-------- Data for the task

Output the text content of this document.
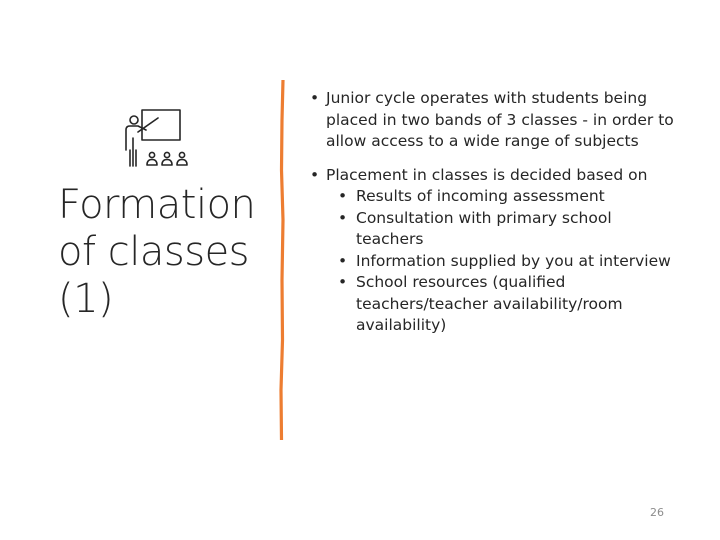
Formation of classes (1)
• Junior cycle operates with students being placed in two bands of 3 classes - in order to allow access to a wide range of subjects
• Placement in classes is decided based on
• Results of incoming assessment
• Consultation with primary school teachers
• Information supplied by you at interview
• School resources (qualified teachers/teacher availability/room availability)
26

----------------

• [Exercise aim] Quote the material word for word, dropping any images it holds.

• [Finished exercise]
Output the text content of this document.
Formation of classes (1)
• Junior cycle operates with students being placed in two bands of 3 classes - in order to allow access to a wide range of subjects
• Placement in classes is decided based on
• Results of incoming assessment
• Consultation with primary school teachers
• Information supplied by you at interview
• School resources (qualified teachers/teacher availability/room availability)
26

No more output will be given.